-------- Excerpted records

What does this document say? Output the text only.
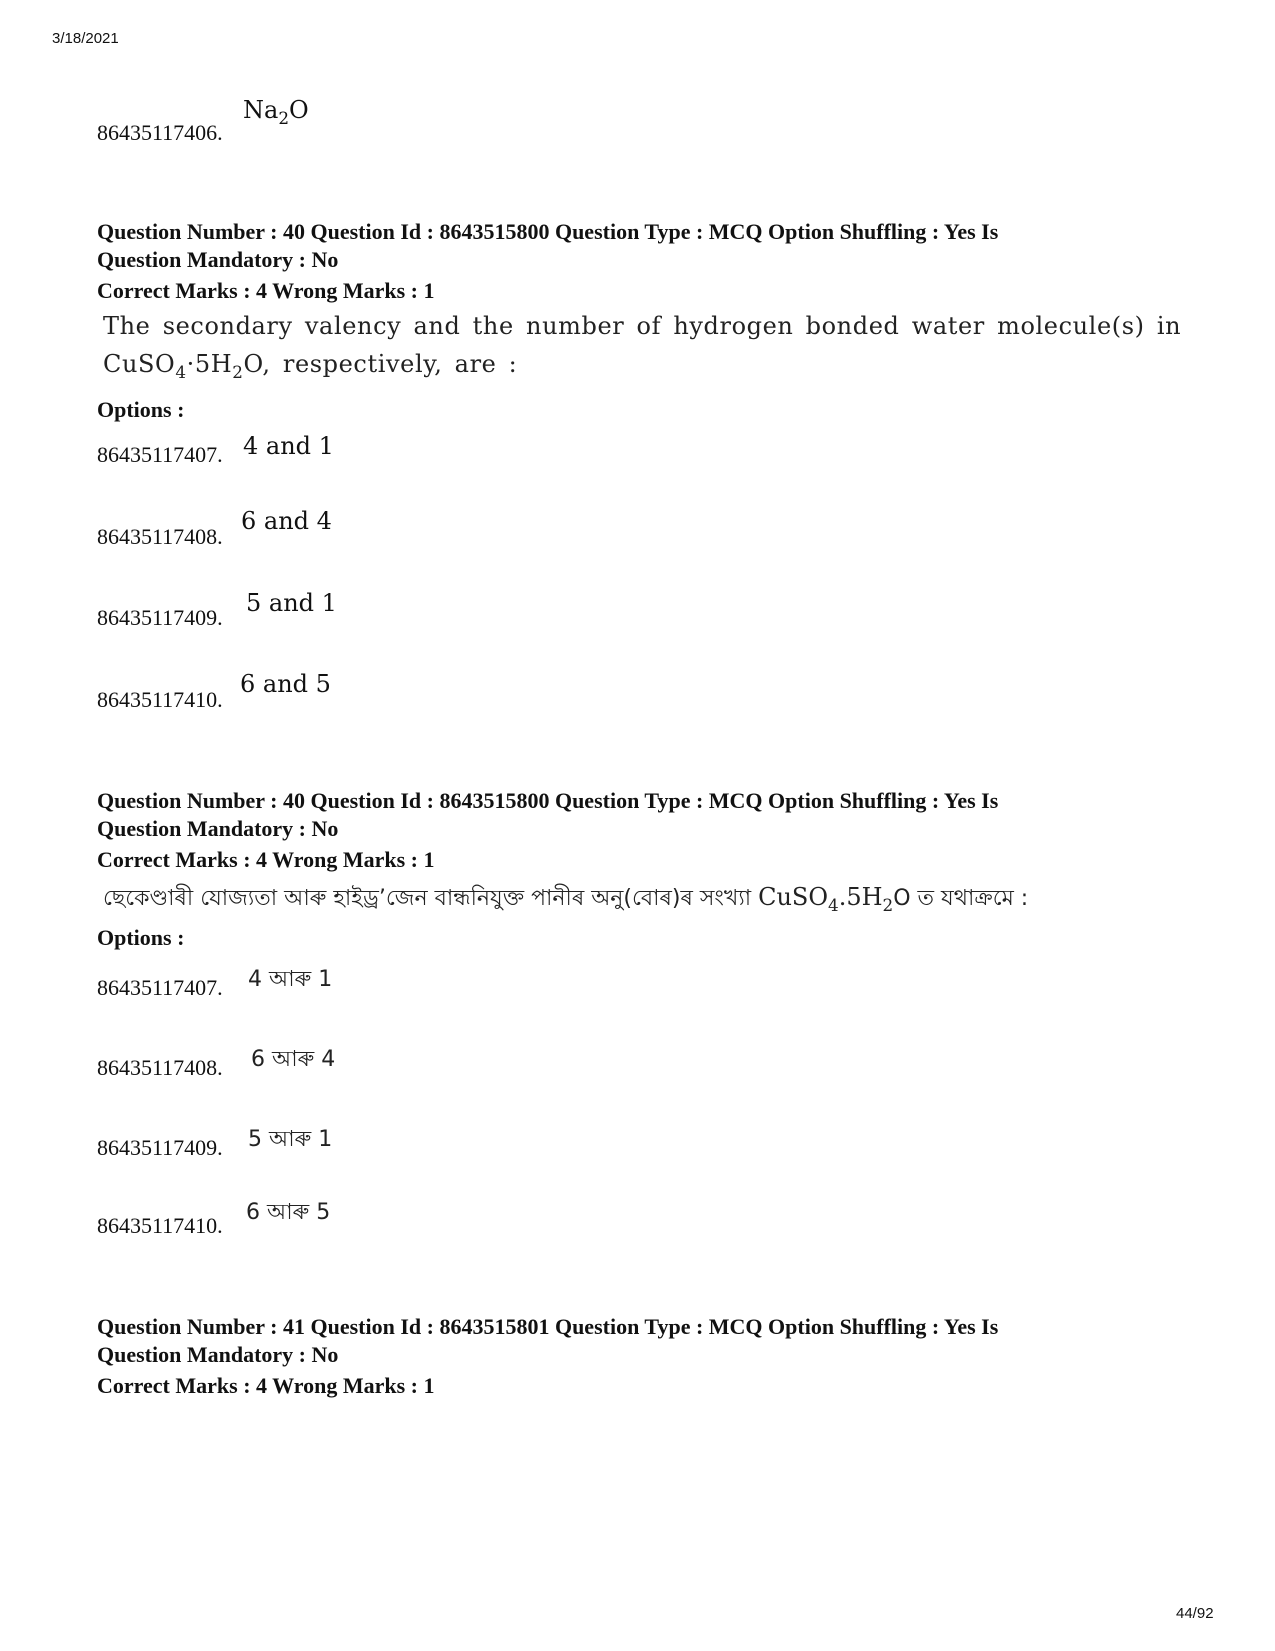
3/18/2021
86435117406.
$Na_2O$
Question Number : 40 Question Id : 8643515800 Question Type : MCQ Option Shuffling : Yes Is
Question Mandatory : No
Correct Marks : 4 Wrong Marks : 1
The secondary valency and the number of hydrogen bonded water molecule(s) in
$CuSO_4\cdot 5H_2O$, respectively, are :
Options :
86435117407. 4 and 1
86435117408.
6 and 4
86435117409.
5 and 1
86435117410.
6 and 5
Question Number : 40 Question Id : 8643515800 Question Type : MCQ Option Shuffling : Yes Is
Question Mandatory : No
Correct Marks : 4 Wrong Marks : 1
ছেকেণ্ডাৰী যোজ্যতা আৰু হাইড্ৰ’জেন বান্ধনিযুক্ত পানীৰ অনু(বোৰ)ৰ সংখ্যা $CuSO_4.5H_2O$ ত যথাক্ৰমে :
Options :
86435117407. 4 আৰু 1
86435117408. 6 আৰু 4
86435117409. 5 আৰু 1
86435117410.
6 আৰু 5
Question Number : 41 Question Id : 8643515801 Question Type : MCQ Option Shuffling : Yes Is
Question Mandatory : No
Correct Marks : 4 Wrong Marks : 1
44/92
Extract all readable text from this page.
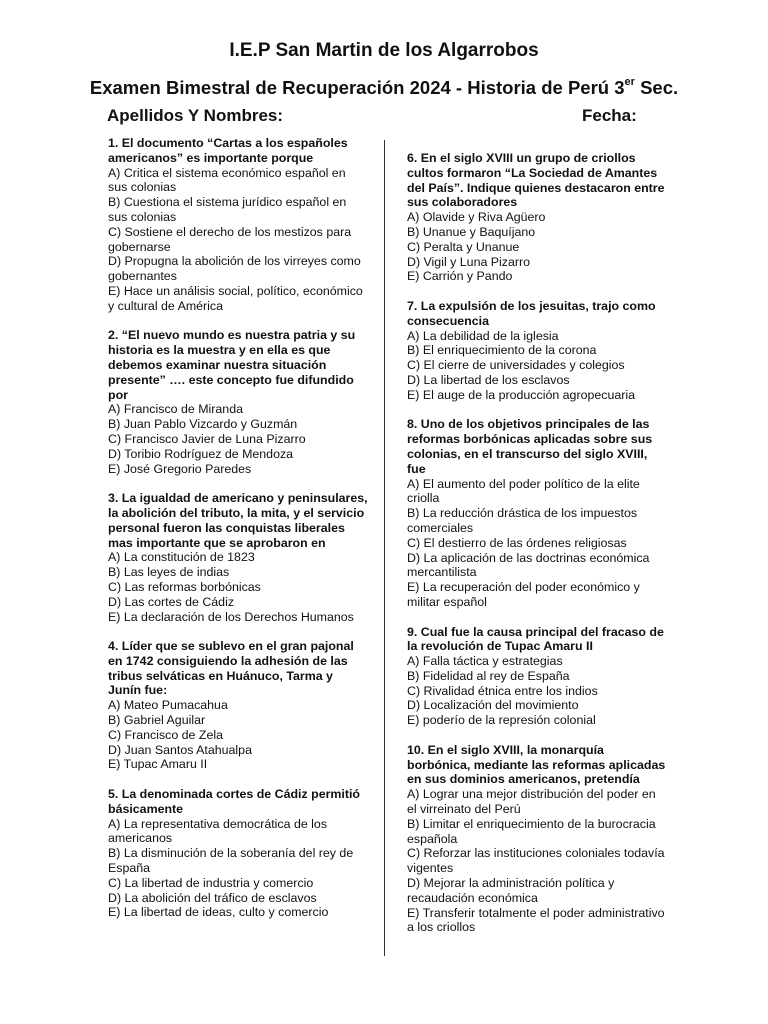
I.E.P San Martin de los Algarrobos
Examen Bimestral de Recuperación 2024 - Historia de Perú 3er Sec.
Apellidos Y Nombres:	Fecha:
1. El documento “Cartas a los españoles americanos” es importante porque
A) Critica el sistema económico español en sus colonias
B) Cuestiona el sistema jurídico español en sus colonias
C) Sostiene el derecho de los mestizos para gobernarse
D) Propugna la abolición de los virreyes como gobernantes
E) Hace un análisis social, político, económico y cultural de América
2. “El nuevo mundo es nuestra patria y su historia es la muestra y en ella es que debemos examinar nuestra situación presente” …. este concepto fue difundido por
A) Francisco de Miranda
B) Juan Pablo Vizcardo y Guzmán
C) Francisco Javier de Luna Pizarro
D) Toribio Rodríguez de Mendoza
E) José Gregorio Paredes
3. La igualdad de americano y peninsulares, la abolición del tributo, la mita, y el servicio personal fueron las conquistas liberales mas importante que se aprobaron en
A) La constitución de 1823
B) Las leyes de indias
C) Las reformas borbónicas
D) Las cortes de Cádiz
E) La declaración de los Derechos Humanos
4. Líder que se sublevo en el gran pajonal en 1742 consiguiendo la adhesión de las tribus selváticas en Huánuco, Tarma y Junín fue:
A) Mateo Pumacahua
B) Gabriel Aguilar
C) Francisco de Zela
D) Juan Santos Atahualpa
E) Tupac Amaru II
5. La denominada cortes de Cádiz permitió básicamente
A) La representativa democrática de los americanos
B) La disminución de la soberanía del rey de España
C) La libertad de industria y comercio
D) La abolición del tráfico de esclavos
E) La libertad de ideas, culto y comercio
6. En el siglo XVIII un grupo de criollos cultos formaron “La Sociedad de Amantes del País”. Indique quienes destacaron entre sus colaboradores
A) Olavide y Riva Agüero
B) Unanue y Baquíjano
C) Peralta y Unanue
D) Vigil y Luna Pizarro
E) Carrión y Pando
7. La expulsión de los jesuitas, trajo como consecuencia
A) La debilidad de la iglesia
B) El enriquecimiento de la corona
C) El cierre de universidades y colegios
D) La libertad de los esclavos
E) El auge de la producción agropecuaria
8. Uno de los objetivos principales de las reformas borbónicas aplicadas sobre sus colonias, en el transcurso del siglo XVIII, fue
A) El aumento del poder político de la elite criolla
B) La reducción drástica de los impuestos comerciales
C) El destierro de las órdenes religiosas
D) La aplicación de las doctrinas económica mercantilista
E) La recuperación del poder económico y militar español
9. Cual fue la causa principal del fracaso de la revolución de Tupac Amaru II
A) Falla táctica y estrategias
B) Fidelidad al rey de España
C) Rivalidad étnica entre los indios
D) Localización del movimiento
E) poderío de la represión colonial
10. En el siglo XVIII, la monarquía borbónica, mediante las reformas aplicadas en sus dominios americanos, pretendía
A) Lograr una mejor distribución del poder en el virreinato del Perú
B) Limitar el enriquecimiento de la burocracia española
C) Reforzar las instituciones coloniales todavía vigentes
D) Mejorar la administración política y recaudación económica
E) Transferir totalmente el poder administrativo a los criollos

----------------

§ What you should do:
Without the pictures, copy the material exactly as given.

§ Written answer:
What does this document say? Output the text only.
3/18/2021
86435117406.
$Na_2O$
Question Number : 40 Question Id : 8643515800 Question Type : MCQ Option Shuffling : Yes Is
Question Mandatory : No
Correct Marks : 4 Wrong Marks : 1
The secondary valency and the number of hydrogen bonded water molecule(s) in
$CuSO_4\cdot 5H_2O$, respectively, are :
Options :
86435117407. 4 and 1
86435117408.
6 and 4
86435117409.
5 and 1
86435117410.
6 and 5
Question Number : 40 Question Id : 8643515800 Question Type : MCQ Option Shuffling : Yes Is
Question Mandatory : No
Correct Marks : 4 Wrong Marks : 1
ছেকেণ্ডাৰী যোজ্যতা আৰু হাইড্ৰ’জেন বান্ধনিযুক্ত পানীৰ অনু(বোৰ)ৰ সংখ্যা $CuSO_4.5H_2O$ ত যথাক্ৰমে :
Options :
86435117407. 4 আৰু 1
86435117408. 6 আৰু 4
86435117409. 5 আৰু 1
86435117410.
6 আৰু 5
Question Number : 41 Question Id : 8643515801 Question Type : MCQ Option Shuffling : Yes Is
Question Mandatory : No
Correct Marks : 4 Wrong Marks : 1
44/92
Extract all readable text from this page.
I.E.P San Martin de los Algarrobos
Examen Bimestral de Recuperación 2024 - Historia de Perú 3er Sec.
Apellidos Y Nombres:	Fecha:
1. El documento “Cartas a los españoles americanos” es importante porque
A) Critica el sistema económico español en sus colonias
B) Cuestiona el sistema jurídico español en sus colonias
C) Sostiene el derecho de los mestizos para gobernarse
D) Propugna la abolición de los virreyes como gobernantes
E) Hace un análisis social, político, económico y cultural de América
2. “El nuevo mundo es nuestra patria y su historia es la muestra y en ella es que debemos examinar nuestra situación presente” …. este concepto fue difundido por
A) Francisco de Miranda
B) Juan Pablo Vizcardo y Guzmán
C) Francisco Javier de Luna Pizarro
D) Toribio Rodríguez de Mendoza
E) José Gregorio Paredes
3. La igualdad de americano y peninsulares, la abolición del tributo, la mita, y el servicio personal fueron las conquistas liberales mas importante que se aprobaron en
A) La constitución de 1823
B) Las leyes de indias
C) Las reformas borbónicas
D) Las cortes de Cádiz
E) La declaración de los Derechos Humanos
4. Líder que se sublevo en el gran pajonal en 1742 consiguiendo la adhesión de las tribus selváticas en Huánuco, Tarma y Junín fue:
A) Mateo Pumacahua
B) Gabriel Aguilar
C) Francisco de Zela
D) Juan Santos Atahualpa
E) Tupac Amaru II
5. La denominada cortes de Cádiz permitió básicamente
A) La representativa democrática de los americanos
B) La disminución de la soberanía del rey de España
C) La libertad de industria y comercio
D) La abolición del tráfico de esclavos
E) La libertad de ideas, culto y comercio
6. En el siglo XVIII un grupo de criollos cultos formaron “La Sociedad de Amantes del País”. Indique quienes destacaron entre sus colaboradores
A) Olavide y Riva Agüero
B) Unanue y Baquíjano
C) Peralta y Unanue
D) Vigil y Luna Pizarro
E) Carrión y Pando
7. La expulsión de los jesuitas, trajo como consecuencia
A) La debilidad de la iglesia
B) El enriquecimiento de la corona
C) El cierre de universidades y colegios
D) La libertad de los esclavos
E) El auge de la producción agropecuaria
8. Uno de los objetivos principales de las reformas borbónicas aplicadas sobre sus colonias, en el transcurso del siglo XVIII, fue
A) El aumento del poder político de la elite criolla
B) La reducción drástica de los impuestos comerciales
C) El destierro de las órdenes religiosas
D) La aplicación de las doctrinas económica mercantilista
E) La recuperación del poder económico y militar español
9. Cual fue la causa principal del fracaso de la revolución de Tupac Amaru II
A) Falla táctica y estrategias
B) Fidelidad al rey de España
C) Rivalidad étnica entre los indios
D) Localización del movimiento
E) poderío de la represión colonial
10. En el siglo XVIII, la monarquía borbónica, mediante las reformas aplicadas en sus dominios americanos, pretendía
A) Lograr una mejor distribución del poder en el virreinato del Perú
B) Limitar el enriquecimiento de la burocracia española
C) Reforzar las instituciones coloniales todavía vigentes
D) Mejorar la administración política y recaudación económica
E) Transferir totalmente el poder administrativo a los criollos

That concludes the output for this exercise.